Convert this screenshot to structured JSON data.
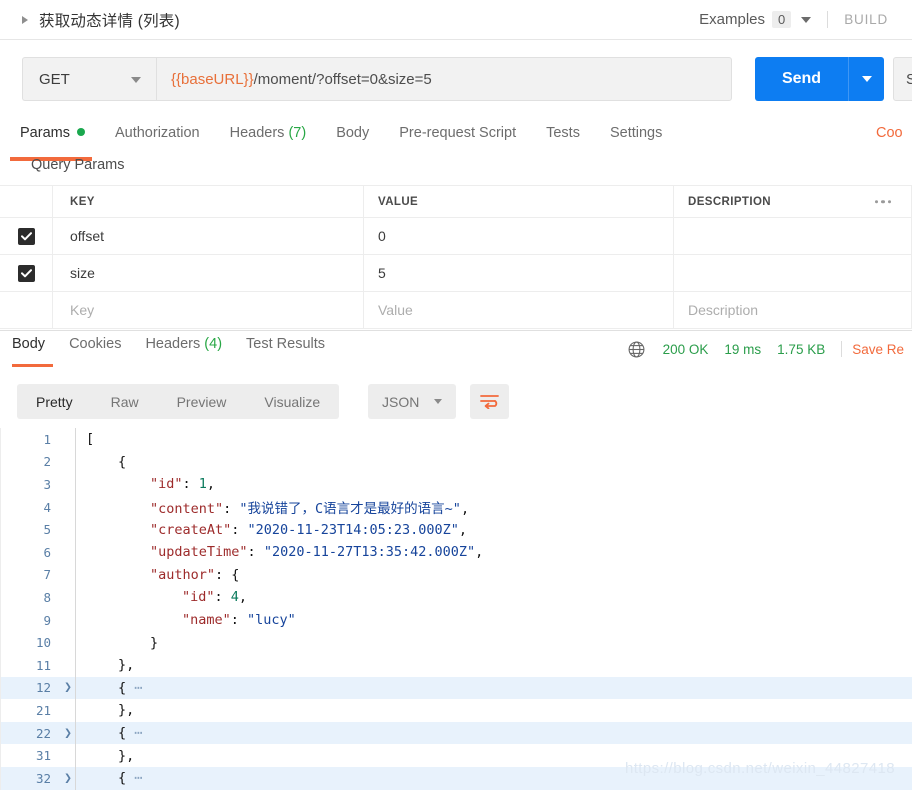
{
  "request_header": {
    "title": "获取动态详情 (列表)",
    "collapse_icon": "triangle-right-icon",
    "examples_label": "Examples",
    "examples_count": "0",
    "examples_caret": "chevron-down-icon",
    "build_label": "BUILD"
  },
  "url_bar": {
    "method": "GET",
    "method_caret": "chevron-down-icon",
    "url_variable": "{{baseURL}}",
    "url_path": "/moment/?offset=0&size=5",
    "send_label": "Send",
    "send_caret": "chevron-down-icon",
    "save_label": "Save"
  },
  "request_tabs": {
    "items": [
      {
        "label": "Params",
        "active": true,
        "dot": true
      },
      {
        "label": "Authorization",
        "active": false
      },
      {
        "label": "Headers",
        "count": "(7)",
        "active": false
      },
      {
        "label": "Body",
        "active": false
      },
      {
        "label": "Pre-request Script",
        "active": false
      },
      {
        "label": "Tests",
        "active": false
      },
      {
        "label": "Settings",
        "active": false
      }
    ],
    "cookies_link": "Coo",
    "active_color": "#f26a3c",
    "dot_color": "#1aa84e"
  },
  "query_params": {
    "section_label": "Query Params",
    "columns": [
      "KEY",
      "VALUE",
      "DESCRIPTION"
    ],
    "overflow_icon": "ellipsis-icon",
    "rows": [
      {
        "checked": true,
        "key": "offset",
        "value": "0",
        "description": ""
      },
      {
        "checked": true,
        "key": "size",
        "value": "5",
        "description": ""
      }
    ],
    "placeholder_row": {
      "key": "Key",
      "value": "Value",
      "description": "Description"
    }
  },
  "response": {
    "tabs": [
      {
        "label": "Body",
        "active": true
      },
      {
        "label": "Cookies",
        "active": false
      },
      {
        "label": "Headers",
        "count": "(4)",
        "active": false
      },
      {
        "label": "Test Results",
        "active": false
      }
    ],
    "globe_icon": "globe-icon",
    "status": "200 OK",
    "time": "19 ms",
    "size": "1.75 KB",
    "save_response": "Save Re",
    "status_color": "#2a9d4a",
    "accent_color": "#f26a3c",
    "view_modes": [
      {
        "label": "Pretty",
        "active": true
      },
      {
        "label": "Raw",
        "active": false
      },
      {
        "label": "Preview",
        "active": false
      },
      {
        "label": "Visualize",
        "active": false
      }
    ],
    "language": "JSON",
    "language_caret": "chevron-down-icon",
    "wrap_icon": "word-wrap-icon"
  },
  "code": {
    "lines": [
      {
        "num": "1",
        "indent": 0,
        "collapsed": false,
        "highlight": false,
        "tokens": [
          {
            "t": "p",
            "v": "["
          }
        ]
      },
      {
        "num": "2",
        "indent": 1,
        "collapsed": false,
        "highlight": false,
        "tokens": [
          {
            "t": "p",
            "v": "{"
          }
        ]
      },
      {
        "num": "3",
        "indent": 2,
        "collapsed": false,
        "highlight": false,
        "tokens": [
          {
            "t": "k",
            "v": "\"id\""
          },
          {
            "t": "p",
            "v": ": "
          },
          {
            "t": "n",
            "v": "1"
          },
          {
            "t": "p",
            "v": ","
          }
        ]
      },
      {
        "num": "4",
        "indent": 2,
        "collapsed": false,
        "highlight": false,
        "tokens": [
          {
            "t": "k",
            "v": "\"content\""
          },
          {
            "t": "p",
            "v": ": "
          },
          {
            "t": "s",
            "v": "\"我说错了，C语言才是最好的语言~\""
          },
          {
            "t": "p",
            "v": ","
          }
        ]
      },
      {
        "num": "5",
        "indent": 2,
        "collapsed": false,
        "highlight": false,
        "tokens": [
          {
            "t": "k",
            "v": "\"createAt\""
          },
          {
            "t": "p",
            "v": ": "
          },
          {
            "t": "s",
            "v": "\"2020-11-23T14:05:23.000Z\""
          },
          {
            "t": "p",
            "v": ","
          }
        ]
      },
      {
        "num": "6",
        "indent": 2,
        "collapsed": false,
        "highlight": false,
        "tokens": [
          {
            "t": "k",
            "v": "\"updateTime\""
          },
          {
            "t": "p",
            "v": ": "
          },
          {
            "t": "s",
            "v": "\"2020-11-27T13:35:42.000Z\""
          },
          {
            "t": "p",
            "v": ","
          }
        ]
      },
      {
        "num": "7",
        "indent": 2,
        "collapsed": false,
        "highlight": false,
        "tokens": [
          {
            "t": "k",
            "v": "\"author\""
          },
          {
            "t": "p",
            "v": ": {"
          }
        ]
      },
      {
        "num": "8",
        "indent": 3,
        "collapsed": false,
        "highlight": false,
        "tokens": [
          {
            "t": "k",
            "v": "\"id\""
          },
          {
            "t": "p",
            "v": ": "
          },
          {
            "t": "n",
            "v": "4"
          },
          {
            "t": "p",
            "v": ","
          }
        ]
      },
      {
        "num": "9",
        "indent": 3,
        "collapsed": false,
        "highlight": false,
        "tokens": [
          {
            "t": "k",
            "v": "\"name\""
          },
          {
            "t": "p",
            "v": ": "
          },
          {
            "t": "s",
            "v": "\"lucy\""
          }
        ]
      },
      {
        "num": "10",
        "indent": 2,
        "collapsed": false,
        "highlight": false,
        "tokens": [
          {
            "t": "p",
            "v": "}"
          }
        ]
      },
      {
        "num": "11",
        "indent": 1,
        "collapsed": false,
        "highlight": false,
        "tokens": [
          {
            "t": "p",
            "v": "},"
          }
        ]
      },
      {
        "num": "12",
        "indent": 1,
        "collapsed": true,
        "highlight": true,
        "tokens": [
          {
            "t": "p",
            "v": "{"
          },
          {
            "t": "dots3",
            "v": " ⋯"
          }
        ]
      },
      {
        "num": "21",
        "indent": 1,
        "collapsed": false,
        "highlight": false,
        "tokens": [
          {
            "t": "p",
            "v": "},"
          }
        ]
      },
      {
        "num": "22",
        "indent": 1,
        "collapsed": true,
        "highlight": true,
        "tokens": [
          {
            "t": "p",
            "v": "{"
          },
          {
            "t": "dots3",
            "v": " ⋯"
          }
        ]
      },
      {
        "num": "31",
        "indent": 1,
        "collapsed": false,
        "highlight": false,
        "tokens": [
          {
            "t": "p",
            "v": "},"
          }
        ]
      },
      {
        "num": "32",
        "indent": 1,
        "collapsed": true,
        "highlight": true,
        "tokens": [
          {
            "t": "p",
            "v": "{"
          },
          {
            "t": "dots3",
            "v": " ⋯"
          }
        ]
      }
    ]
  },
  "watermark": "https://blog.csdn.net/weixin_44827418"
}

• The problem: Write out the entries above word for word. Do not include the pictures.

• Task answer:
Convert this screenshot to structured JSON data.
{
  "request_header": {
    "title": "获取动态详情 (列表)",
    "collapse_icon": "triangle-right-icon",
    "examples_label": "Examples",
    "examples_count": "0",
    "examples_caret": "chevron-down-icon",
    "build_label": "BUILD"
  },
  "url_bar": {
    "method": "GET",
    "method_caret": "chevron-down-icon",
    "url_variable": "{{baseURL}}",
    "url_path": "/moment/?offset=0&size=5",
    "send_label": "Send",
    "send_caret": "chevron-down-icon",
    "save_label": "Save"
  },
  "request_tabs": {
    "items": [
      {
        "label": "Params",
        "active": true,
        "dot": true
      },
      {
        "label": "Authorization",
        "active": false
      },
      {
        "label": "Headers",
        "count": "(7)",
        "active": false
      },
      {
        "label": "Body",
        "active": false
      },
      {
        "label": "Pre-request Script",
        "active": false
      },
      {
        "label": "Tests",
        "active": false
      },
      {
        "label": "Settings",
        "active": false
      }
    ],
    "cookies_link": "Coo",
    "active_color": "#f26a3c",
    "dot_color": "#1aa84e"
  },
  "query_params": {
    "section_label": "Query Params",
    "columns": [
      "KEY",
      "VALUE",
      "DESCRIPTION"
    ],
    "overflow_icon": "ellipsis-icon",
    "rows": [
      {
        "checked": true,
        "key": "offset",
        "value": "0",
        "description": ""
      },
      {
        "checked": true,
        "key": "size",
        "value": "5",
        "description": ""
      }
    ],
    "placeholder_row": {
      "key": "Key",
      "value": "Value",
      "description": "Description"
    }
  },
  "response": {
    "tabs": [
      {
        "label": "Body",
        "active": true
      },
      {
        "label": "Cookies",
        "active": false
      },
      {
        "label": "Headers",
        "count": "(4)",
        "active": false
      },
      {
        "label": "Test Results",
        "active": false
      }
    ],
    "globe_icon": "globe-icon",
    "status": "200 OK",
    "time": "19 ms",
    "size": "1.75 KB",
    "save_response": "Save Re",
    "status_color": "#2a9d4a",
    "accent_color": "#f26a3c",
    "view_modes": [
      {
        "label": "Pretty",
        "active": true
      },
      {
        "label": "Raw",
        "active": false
      },
      {
        "label": "Preview",
        "active": false
      },
      {
        "label": "Visualize",
        "active": false
      }
    ],
    "language": "JSON",
    "language_caret": "chevron-down-icon",
    "wrap_icon": "word-wrap-icon"
  },
  "code": {
    "lines": [
      {
        "num": "1",
        "indent": 0,
        "collapsed": false,
        "highlight": false,
        "tokens": [
          {
            "t": "p",
            "v": "["
          }
        ]
      },
      {
        "num": "2",
        "indent": 1,
        "collapsed": false,
        "highlight": false,
        "tokens": [
          {
            "t": "p",
            "v": "{"
          }
        ]
      },
      {
        "num": "3",
        "indent": 2,
        "collapsed": false,
        "highlight": false,
        "tokens": [
          {
            "t": "k",
            "v": "\"id\""
          },
          {
            "t": "p",
            "v": ": "
          },
          {
            "t": "n",
            "v": "1"
          },
          {
            "t": "p",
            "v": ","
          }
        ]
      },
      {
        "num": "4",
        "indent": 2,
        "collapsed": false,
        "highlight": false,
        "tokens": [
          {
            "t": "k",
            "v": "\"content\""
          },
          {
            "t": "p",
            "v": ": "
          },
          {
            "t": "s",
            "v": "\"我说错了，C语言才是最好的语言~\""
          },
          {
            "t": "p",
            "v": ","
          }
        ]
      },
      {
        "num": "5",
        "indent": 2,
        "collapsed": false,
        "highlight": false,
        "tokens": [
          {
            "t": "k",
            "v": "\"createAt\""
          },
          {
            "t": "p",
            "v": ": "
          },
          {
            "t": "s",
            "v": "\"2020-11-23T14:05:23.000Z\""
          },
          {
            "t": "p",
            "v": ","
          }
        ]
      },
      {
        "num": "6",
        "indent": 2,
        "collapsed": false,
        "highlight": false,
        "tokens": [
          {
            "t": "k",
            "v": "\"updateTime\""
          },
          {
            "t": "p",
            "v": ": "
          },
          {
            "t": "s",
            "v": "\"2020-11-27T13:35:42.000Z\""
          },
          {
            "t": "p",
            "v": ","
          }
        ]
      },
      {
        "num": "7",
        "indent": 2,
        "collapsed": false,
        "highlight": false,
        "tokens": [
          {
            "t": "k",
            "v": "\"author\""
          },
          {
            "t": "p",
            "v": ": {"
          }
        ]
      },
      {
        "num": "8",
        "indent": 3,
        "collapsed": false,
        "highlight": false,
        "tokens": [
          {
            "t": "k",
            "v": "\"id\""
          },
          {
            "t": "p",
            "v": ": "
          },
          {
            "t": "n",
            "v": "4"
          },
          {
            "t": "p",
            "v": ","
          }
        ]
      },
      {
        "num": "9",
        "indent": 3,
        "collapsed": false,
        "highlight": false,
        "tokens": [
          {
            "t": "k",
            "v": "\"name\""
          },
          {
            "t": "p",
            "v": ": "
          },
          {
            "t": "s",
            "v": "\"lucy\""
          }
        ]
      },
      {
        "num": "10",
        "indent": 2,
        "collapsed": false,
        "highlight": false,
        "tokens": [
          {
            "t": "p",
            "v": "}"
          }
        ]
      },
      {
        "num": "11",
        "indent": 1,
        "collapsed": false,
        "highlight": false,
        "tokens": [
          {
            "t": "p",
            "v": "},"
          }
        ]
      },
      {
        "num": "12",
        "indent": 1,
        "collapsed": true,
        "highlight": true,
        "tokens": [
          {
            "t": "p",
            "v": "{"
          },
          {
            "t": "dots3",
            "v": " ⋯"
          }
        ]
      },
      {
        "num": "21",
        "indent": 1,
        "collapsed": false,
        "highlight": false,
        "tokens": [
          {
            "t": "p",
            "v": "},"
          }
        ]
      },
      {
        "num": "22",
        "indent": 1,
        "collapsed": true,
        "highlight": true,
        "tokens": [
          {
            "t": "p",
            "v": "{"
          },
          {
            "t": "dots3",
            "v": " ⋯"
          }
        ]
      },
      {
        "num": "31",
        "indent": 1,
        "collapsed": false,
        "highlight": false,
        "tokens": [
          {
            "t": "p",
            "v": "},"
          }
        ]
      },
      {
        "num": "32",
        "indent": 1,
        "collapsed": true,
        "highlight": true,
        "tokens": [
          {
            "t": "p",
            "v": "{"
          },
          {
            "t": "dots3",
            "v": " ⋯"
          }
        ]
      }
    ]
  },
  "watermark": "https://blog.csdn.net/weixin_44827418"
}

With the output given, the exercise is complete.